Listed entries =
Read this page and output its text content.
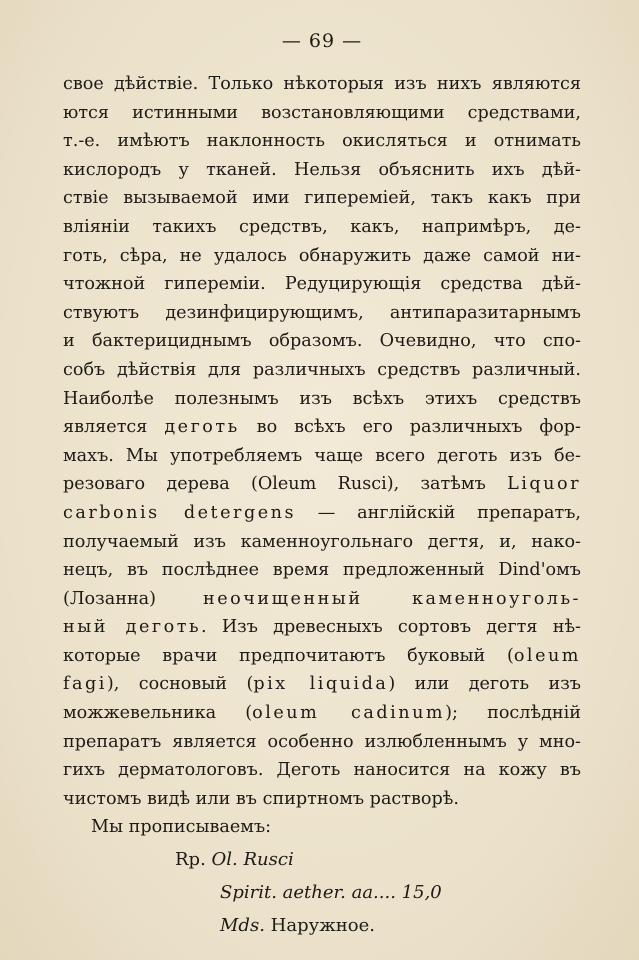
— 69 —
свое дѣйствіе. Только нѣкоторыя изъ нихъ являются
ются истинными возстановляющими средствами,
т.-е. имѣютъ наклонность окисляться и отнимать
кислородъ у тканей. Нельзя объяснить ихъ дѣй-
ствіе вызываемой ими гипереміей, такъ какъ при
вліяніи такихъ средствъ, какъ, напримѣръ, де-
готь, сѣра, не удалось обнаружить даже самой ни-
чтожной гипереміи. Редуцирующія средства дѣй-
ствуютъ дезинфицирующимъ, антипаразитарнымъ
и бактерициднымъ образомъ. Очевидно, что спо-
собъ дѣйствія для различныхъ средствъ различный.
Наиболѣе полезнымъ изъ всѣхъ этихъ средствъ
является деготь во всѣхъ его различныхъ фор-
махъ. Мы употребляемъ чаще всего деготь изъ бе-
резоваго дерева (Oleum Rusci), затѣмъ Liquor
carbonis detergens — англійскій препаратъ,
получаемый изъ каменноугольнаго дегтя, и, нако-
нецъ, въ послѣднее время предложенный Dind'омъ
(Лозанна) неочищенный каменноуголь-
ный деготь. Изъ древесныхъ сортовъ дегтя нѣ-
которые врачи предпочитаютъ буковый (oleum
fagi), сосновый (pix liquida) или деготь изъ
можжевельника (oleum cadinum); послѣдній
препаратъ является особенно излюбленнымъ у мно-
гихъ дерматологовъ. Деготь наносится на кожу въ
чистомъ видѣ или въ спиртномъ растворѣ.
Мы прописываемъ:
Rp. Ol. Rusci
Spirit. aether. aa.... 15,0
Mds. Наружное.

Written task =
From the entries above, output every line exactly and omit any image.

The reply =
Read this page and output its text content.
— 69 —
свое дѣйствіе. Только нѣкоторыя изъ нихъ являются
ются истинными возстановляющими средствами,
т.-е. имѣютъ наклонность окисляться и отнимать
кислородъ у тканей. Нельзя объяснить ихъ дѣй-
ствіе вызываемой ими гипереміей, такъ какъ при
вліяніи такихъ средствъ, какъ, напримѣръ, де-
готь, сѣра, не удалось обнаружить даже самой ни-
чтожной гипереміи. Редуцирующія средства дѣй-
ствуютъ дезинфицирующимъ, антипаразитарнымъ
и бактерициднымъ образомъ. Очевидно, что спо-
собъ дѣйствія для различныхъ средствъ различный.
Наиболѣе полезнымъ изъ всѣхъ этихъ средствъ
является деготь во всѣхъ его различныхъ фор-
махъ. Мы употребляемъ чаще всего деготь изъ бе-
резоваго дерева (Oleum Rusci), затѣмъ Liquor
carbonis detergens — англійскій препаратъ,
получаемый изъ каменноугольнаго дегтя, и, нако-
нецъ, въ послѣднее время предложенный Dind'омъ
(Лозанна) неочищенный каменноуголь-
ный деготь. Изъ древесныхъ сортовъ дегтя нѣ-
которые врачи предпочитаютъ буковый (oleum
fagi), сосновый (pix liquida) или деготь изъ
можжевельника (oleum cadinum); послѣдній
препаратъ является особенно излюбленнымъ у мно-
гихъ дерматологовъ. Деготь наносится на кожу въ
чистомъ видѣ или въ спиртномъ растворѣ.
Мы прописываемъ:
Rp. Ol. Rusci
Spirit. aether. aa.... 15,0
Mds. Наружное.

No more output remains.